Start Material for this exercise

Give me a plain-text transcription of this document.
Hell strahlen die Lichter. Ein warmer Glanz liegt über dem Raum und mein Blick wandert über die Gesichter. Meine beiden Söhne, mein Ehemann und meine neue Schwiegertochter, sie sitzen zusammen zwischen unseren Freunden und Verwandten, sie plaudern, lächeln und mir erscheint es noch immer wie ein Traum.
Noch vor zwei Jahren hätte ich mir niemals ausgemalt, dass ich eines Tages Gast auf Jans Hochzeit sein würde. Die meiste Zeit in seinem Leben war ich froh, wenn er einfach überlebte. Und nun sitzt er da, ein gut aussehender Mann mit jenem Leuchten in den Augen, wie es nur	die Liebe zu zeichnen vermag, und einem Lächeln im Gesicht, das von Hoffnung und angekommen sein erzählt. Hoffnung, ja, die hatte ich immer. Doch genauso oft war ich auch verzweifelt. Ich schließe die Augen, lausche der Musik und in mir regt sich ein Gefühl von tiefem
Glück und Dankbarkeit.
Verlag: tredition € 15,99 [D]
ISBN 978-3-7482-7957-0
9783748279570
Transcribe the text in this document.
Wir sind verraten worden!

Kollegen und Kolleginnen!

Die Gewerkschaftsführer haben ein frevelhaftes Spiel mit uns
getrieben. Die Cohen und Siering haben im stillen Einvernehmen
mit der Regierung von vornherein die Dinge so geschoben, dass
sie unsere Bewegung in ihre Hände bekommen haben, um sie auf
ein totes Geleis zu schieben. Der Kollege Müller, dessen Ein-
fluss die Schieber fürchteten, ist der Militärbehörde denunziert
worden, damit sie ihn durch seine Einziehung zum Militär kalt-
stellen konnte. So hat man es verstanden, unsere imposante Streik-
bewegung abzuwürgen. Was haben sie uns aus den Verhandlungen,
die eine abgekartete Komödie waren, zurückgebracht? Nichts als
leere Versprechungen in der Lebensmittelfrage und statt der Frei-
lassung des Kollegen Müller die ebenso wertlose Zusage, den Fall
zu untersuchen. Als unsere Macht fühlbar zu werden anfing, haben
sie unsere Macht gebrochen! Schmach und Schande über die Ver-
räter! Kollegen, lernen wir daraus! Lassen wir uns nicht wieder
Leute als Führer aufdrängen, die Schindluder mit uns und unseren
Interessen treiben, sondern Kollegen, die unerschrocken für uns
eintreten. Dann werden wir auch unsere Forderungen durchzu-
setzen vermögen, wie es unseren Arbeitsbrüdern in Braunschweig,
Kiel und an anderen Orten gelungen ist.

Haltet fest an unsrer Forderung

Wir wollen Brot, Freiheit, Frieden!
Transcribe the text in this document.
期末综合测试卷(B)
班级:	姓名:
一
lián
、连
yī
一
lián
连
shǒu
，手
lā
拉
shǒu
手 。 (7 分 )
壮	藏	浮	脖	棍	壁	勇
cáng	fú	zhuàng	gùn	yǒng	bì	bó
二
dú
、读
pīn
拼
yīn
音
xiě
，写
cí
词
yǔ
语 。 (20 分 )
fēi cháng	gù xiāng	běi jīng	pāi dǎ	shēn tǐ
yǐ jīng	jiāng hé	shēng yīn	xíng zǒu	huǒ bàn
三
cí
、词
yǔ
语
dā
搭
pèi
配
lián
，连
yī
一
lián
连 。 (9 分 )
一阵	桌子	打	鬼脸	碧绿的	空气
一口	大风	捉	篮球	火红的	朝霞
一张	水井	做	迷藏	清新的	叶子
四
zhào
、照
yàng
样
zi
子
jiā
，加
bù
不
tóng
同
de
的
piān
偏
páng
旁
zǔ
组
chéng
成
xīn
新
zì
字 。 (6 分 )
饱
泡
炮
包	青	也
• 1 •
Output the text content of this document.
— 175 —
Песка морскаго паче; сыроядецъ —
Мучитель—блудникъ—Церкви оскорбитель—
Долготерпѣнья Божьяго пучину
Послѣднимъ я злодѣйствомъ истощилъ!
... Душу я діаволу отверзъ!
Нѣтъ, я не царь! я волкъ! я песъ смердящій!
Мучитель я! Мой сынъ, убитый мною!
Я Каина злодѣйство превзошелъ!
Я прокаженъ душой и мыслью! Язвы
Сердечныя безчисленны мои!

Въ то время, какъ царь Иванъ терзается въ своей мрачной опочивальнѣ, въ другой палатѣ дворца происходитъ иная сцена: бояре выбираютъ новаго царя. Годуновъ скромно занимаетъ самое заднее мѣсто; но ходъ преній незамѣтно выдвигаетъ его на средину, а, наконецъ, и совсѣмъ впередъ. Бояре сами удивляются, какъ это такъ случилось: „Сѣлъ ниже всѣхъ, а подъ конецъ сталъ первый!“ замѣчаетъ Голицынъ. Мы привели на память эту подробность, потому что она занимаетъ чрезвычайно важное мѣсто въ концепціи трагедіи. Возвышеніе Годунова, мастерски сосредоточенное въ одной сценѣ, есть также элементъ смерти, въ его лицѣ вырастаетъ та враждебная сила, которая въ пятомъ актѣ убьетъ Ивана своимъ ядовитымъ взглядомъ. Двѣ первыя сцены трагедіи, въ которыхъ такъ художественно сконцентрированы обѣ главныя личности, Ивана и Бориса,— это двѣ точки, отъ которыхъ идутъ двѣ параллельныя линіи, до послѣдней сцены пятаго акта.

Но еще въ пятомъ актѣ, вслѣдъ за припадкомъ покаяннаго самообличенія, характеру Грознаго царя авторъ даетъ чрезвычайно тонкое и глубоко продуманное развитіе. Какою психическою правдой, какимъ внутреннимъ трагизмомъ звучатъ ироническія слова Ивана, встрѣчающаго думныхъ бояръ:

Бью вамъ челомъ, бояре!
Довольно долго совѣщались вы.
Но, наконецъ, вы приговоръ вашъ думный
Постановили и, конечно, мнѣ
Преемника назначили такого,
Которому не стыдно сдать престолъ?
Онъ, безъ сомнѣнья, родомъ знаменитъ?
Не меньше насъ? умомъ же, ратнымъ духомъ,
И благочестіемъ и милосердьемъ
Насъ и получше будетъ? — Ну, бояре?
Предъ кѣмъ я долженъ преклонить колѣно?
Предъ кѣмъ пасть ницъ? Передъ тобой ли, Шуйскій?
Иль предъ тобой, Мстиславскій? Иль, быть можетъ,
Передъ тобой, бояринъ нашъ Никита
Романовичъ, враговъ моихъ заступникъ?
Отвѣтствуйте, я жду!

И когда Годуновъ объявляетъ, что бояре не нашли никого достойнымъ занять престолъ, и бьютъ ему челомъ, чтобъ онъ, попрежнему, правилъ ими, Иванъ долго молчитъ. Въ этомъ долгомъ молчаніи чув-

End Material for this exercise

#### Task requirements
Repeat the listing exactly, from its first line to its last.

#### Correct answer
Give me a plain-text transcription of this document.
Hell strahlen die Lichter. Ein warmer Glanz liegt über dem Raum und mein Blick wandert über die Gesichter. Meine beiden Söhne, mein Ehemann und meine neue Schwiegertochter, sie sitzen zusammen zwischen unseren Freunden und Verwandten, sie plaudern, lächeln und mir erscheint es noch immer wie ein Traum.
Noch vor zwei Jahren hätte ich mir niemals ausgemalt, dass ich eines Tages Gast auf Jans Hochzeit sein würde. Die meiste Zeit in seinem Leben war ich froh, wenn er einfach überlebte. Und nun sitzt er da, ein gut aussehender Mann mit jenem Leuchten in den Augen, wie es nur	die Liebe zu zeichnen vermag, und einem Lächeln im Gesicht, das von Hoffnung und angekommen sein erzählt. Hoffnung, ja, die hatte ich immer. Doch genauso oft war ich auch verzweifelt. Ich schließe die Augen, lausche der Musik und in mir regt sich ein Gefühl von tiefem
Glück und Dankbarkeit.
Verlag: tredition € 15,99 [D]
ISBN 978-3-7482-7957-0
9783748279570
Transcribe the text in this document.
Wir sind verraten worden!

Kollegen und Kolleginnen!

Die Gewerkschaftsführer haben ein frevelhaftes Spiel mit uns
getrieben. Die Cohen und Siering haben im stillen Einvernehmen
mit der Regierung von vornherein die Dinge so geschoben, dass
sie unsere Bewegung in ihre Hände bekommen haben, um sie auf
ein totes Geleis zu schieben. Der Kollege Müller, dessen Ein-
fluss die Schieber fürchteten, ist der Militärbehörde denunziert
worden, damit sie ihn durch seine Einziehung zum Militär kalt-
stellen konnte. So hat man es verstanden, unsere imposante Streik-
bewegung abzuwürgen. Was haben sie uns aus den Verhandlungen,
die eine abgekartete Komödie waren, zurückgebracht? Nichts als
leere Versprechungen in der Lebensmittelfrage und statt der Frei-
lassung des Kollegen Müller die ebenso wertlose Zusage, den Fall
zu untersuchen. Als unsere Macht fühlbar zu werden anfing, haben
sie unsere Macht gebrochen! Schmach und Schande über die Ver-
räter! Kollegen, lernen wir daraus! Lassen wir uns nicht wieder
Leute als Führer aufdrängen, die Schindluder mit uns und unseren
Interessen treiben, sondern Kollegen, die unerschrocken für uns
eintreten. Dann werden wir auch unsere Forderungen durchzu-
setzen vermögen, wie es unseren Arbeitsbrüdern in Braunschweig,
Kiel und an anderen Orten gelungen ist.

Haltet fest an unsrer Forderung

Wir wollen Brot, Freiheit, Frieden!
Transcribe the text in this document.
期末综合测试卷(B)
班级:	姓名:
一
lián
、连
yī
一
lián
连
shǒu
，手
lā
拉
shǒu
手 。 (7 分 )
壮	藏	浮	脖	棍	壁	勇
cáng	fú	zhuàng	gùn	yǒng	bì	bó
二
dú
、读
pīn
拼
yīn
音
xiě
，写
cí
词
yǔ
语 。 (20 分 )
fēi cháng	gù xiāng	běi jīng	pāi dǎ	shēn tǐ
yǐ jīng	jiāng hé	shēng yīn	xíng zǒu	huǒ bàn
三
cí
、词
yǔ
语
dā
搭
pèi
配
lián
，连
yī
一
lián
连 。 (9 分 )
一阵	桌子	打	鬼脸	碧绿的	空气
一口	大风	捉	篮球	火红的	朝霞
一张	水井	做	迷藏	清新的	叶子
四
zhào
、照
yàng
样
zi
子
jiā
，加
bù
不
tóng
同
de
的
piān
偏
páng
旁
zǔ
组
chéng
成
xīn
新
zì
字 。 (6 分 )
饱
泡
炮
包	青	也
• 1 •
Output the text content of this document.
— 175 —
Песка морскаго паче; сыроядецъ —
Мучитель—блудникъ—Церкви оскорбитель—
Долготерпѣнья Божьяго пучину
Послѣднимъ я злодѣйствомъ истощилъ!
... Душу я діаволу отверзъ!
Нѣтъ, я не царь! я волкъ! я песъ смердящій!
Мучитель я! Мой сынъ, убитый мною!
Я Каина злодѣйство превзошелъ!
Я прокаженъ душой и мыслью! Язвы
Сердечныя безчисленны мои!

Въ то время, какъ царь Иванъ терзается въ своей мрачной опочивальнѣ, въ другой палатѣ дворца происходитъ иная сцена: бояре выбираютъ новаго царя. Годуновъ скромно занимаетъ самое заднее мѣсто; но ходъ преній незамѣтно выдвигаетъ его на средину, а, наконецъ, и совсѣмъ впередъ. Бояре сами удивляются, какъ это такъ случилось: „Сѣлъ ниже всѣхъ, а подъ конецъ сталъ первый!“ замѣчаетъ Голицынъ. Мы привели на память эту подробность, потому что она занимаетъ чрезвычайно важное мѣсто въ концепціи трагедіи. Возвышеніе Годунова, мастерски сосредоточенное въ одной сценѣ, есть также элементъ смерти, въ его лицѣ вырастаетъ та враждебная сила, которая въ пятомъ актѣ убьетъ Ивана своимъ ядовитымъ взглядомъ. Двѣ первыя сцены трагедіи, въ которыхъ такъ художественно сконцентрированы обѣ главныя личности, Ивана и Бориса,— это двѣ точки, отъ которыхъ идутъ двѣ параллельныя линіи, до послѣдней сцены пятаго акта.

Но еще въ пятомъ актѣ, вслѣдъ за припадкомъ покаяннаго самообличенія, характеру Грознаго царя авторъ даетъ чрезвычайно тонкое и глубоко продуманное развитіе. Какою психическою правдой, какимъ внутреннимъ трагизмомъ звучатъ ироническія слова Ивана, встрѣчающаго думныхъ бояръ:

Бью вамъ челомъ, бояре!
Довольно долго совѣщались вы.
Но, наконецъ, вы приговоръ вашъ думный
Постановили и, конечно, мнѣ
Преемника назначили такого,
Которому не стыдно сдать престолъ?
Онъ, безъ сомнѣнья, родомъ знаменитъ?
Не меньше насъ? умомъ же, ратнымъ духомъ,
И благочестіемъ и милосердьемъ
Насъ и получше будетъ? — Ну, бояре?
Предъ кѣмъ я долженъ преклонить колѣно?
Предъ кѣмъ пасть ницъ? Передъ тобой ли, Шуйскій?
Иль предъ тобой, Мстиславскій? Иль, быть можетъ,
Передъ тобой, бояринъ нашъ Никита
Романовичъ, враговъ моихъ заступникъ?
Отвѣтствуйте, я жду!

И когда Годуновъ объявляетъ, что бояре не нашли никого достойнымъ занять престолъ, и бьютъ ему челомъ, чтобъ онъ, попрежнему, правилъ ими, Иванъ долго молчитъ. Въ этомъ долгомъ молчаніи чув-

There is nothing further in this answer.